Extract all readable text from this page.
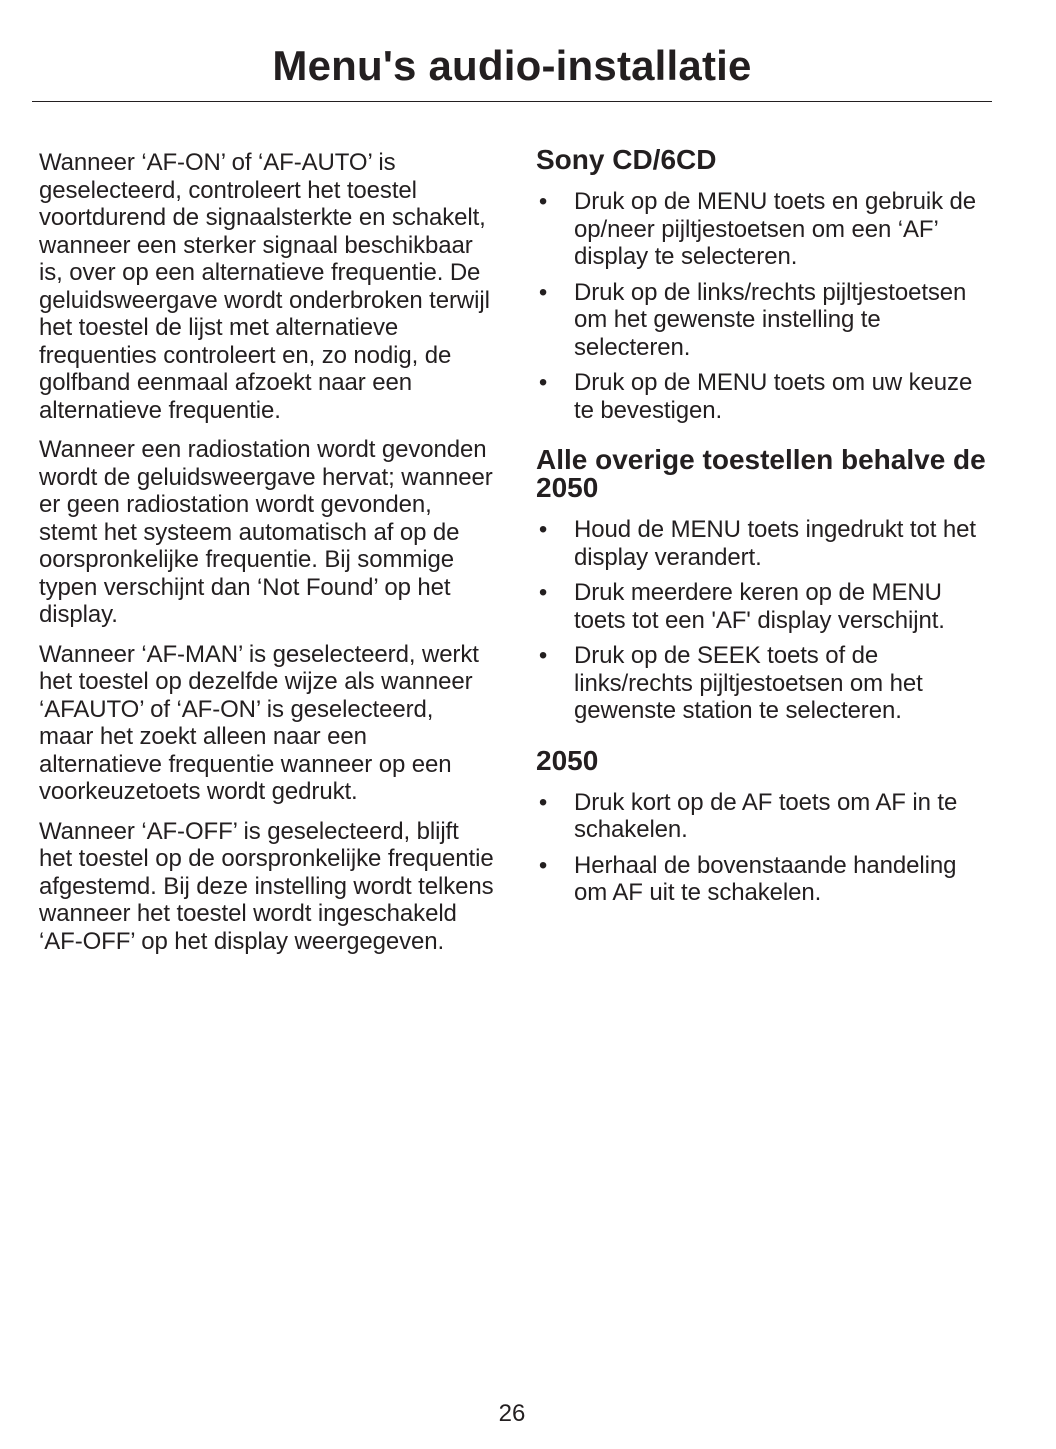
Menu's audio-installatie

Wanneer ‘AF-ON’ of ‘AF-AUTO’ is geselecteerd, controleert het toestel voortdurend de signaalsterkte en schakelt, wanneer een sterker signaal beschikbaar is, over op een alternatieve frequentie. De geluidsweergave wordt onderbroken terwijl het toestel de lijst met alternatieve frequenties controleert en, zo nodig, de golfband eenmaal afzoekt naar een alternatieve frequentie.

Wanneer een radiostation wordt gevonden wordt de geluidsweergave hervat; wanneer er geen radiostation wordt gevonden, stemt het systeem automatisch af op de oorspronkelijke frequentie. Bij sommige typen verschijnt dan ‘Not Found’ op het display.

Wanneer ‘AF-MAN’ is geselecteerd, werkt het toestel op dezelfde wijze als wanneer ‘AFAUTO’ of ‘AF-ON’ is geselecteerd, maar het zoekt alleen naar een alternatieve frequentie wanneer op een voorkeuzetoets wordt gedrukt.

Wanneer ‘AF-OFF’ is geselecteerd, blijft het toestel op de oorspronkelijke frequentie afgestemd. Bij deze instelling wordt telkens wanneer het toestel wordt ingeschakeld ‘AF-OFF’ op het display weergegeven.

Sony CD/6CD
• Druk op de MENU toets en gebruik de op/neer pijltjestoetsen om een ‘AF’ display te selecteren.
• Druk op de links/rechts pijltjestoetsen om het gewenste instelling te selecteren.
• Druk op de MENU toets om uw keuze te bevestigen.
Alle overige toestellen behalve de 2050
• Houd de MENU toets ingedrukt tot het display verandert.
• Druk meerdere keren op de MENU toets tot een 'AF' display verschijnt.
• Druk op de SEEK toets of de links/rechts pijltjestoetsen om het gewenste station te selecteren.
2050
• Druk kort op de AF toets om AF in te schakelen.
• Herhaal de bovenstaande handeling om AF uit te schakelen.
26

• Exercise requirements:
Verbatim reproduction of every record is required; images are left out.

• Answer to the task:
Extract all readable text from this page.
Menu's audio-installatie

Wanneer ‘AF-ON’ of ‘AF-AUTO’ is geselecteerd, controleert het toestel voortdurend de signaalsterkte en schakelt, wanneer een sterker signaal beschikbaar is, over op een alternatieve frequentie. De geluidsweergave wordt onderbroken terwijl het toestel de lijst met alternatieve frequenties controleert en, zo nodig, de golfband eenmaal afzoekt naar een alternatieve frequentie.

Wanneer een radiostation wordt gevonden wordt de geluidsweergave hervat; wanneer er geen radiostation wordt gevonden, stemt het systeem automatisch af op de oorspronkelijke frequentie. Bij sommige typen verschijnt dan ‘Not Found’ op het display.

Wanneer ‘AF-MAN’ is geselecteerd, werkt het toestel op dezelfde wijze als wanneer ‘AFAUTO’ of ‘AF-ON’ is geselecteerd, maar het zoekt alleen naar een alternatieve frequentie wanneer op een voorkeuzetoets wordt gedrukt.

Wanneer ‘AF-OFF’ is geselecteerd, blijft het toestel op de oorspronkelijke frequentie afgestemd. Bij deze instelling wordt telkens wanneer het toestel wordt ingeschakeld ‘AF-OFF’ op het display weergegeven.

Sony CD/6CD
• Druk op de MENU toets en gebruik de op/neer pijltjestoetsen om een ‘AF’ display te selecteren.
• Druk op de links/rechts pijltjestoetsen om het gewenste instelling te selecteren.
• Druk op de MENU toets om uw keuze te bevestigen.
Alle overige toestellen behalve de 2050
• Houd de MENU toets ingedrukt tot het display verandert.
• Druk meerdere keren op de MENU toets tot een 'AF' display verschijnt.
• Druk op de SEEK toets of de links/rechts pijltjestoetsen om het gewenste station te selecteren.
2050
• Druk kort op de AF toets om AF in te schakelen.
• Herhaal de bovenstaande handeling om AF uit te schakelen.
26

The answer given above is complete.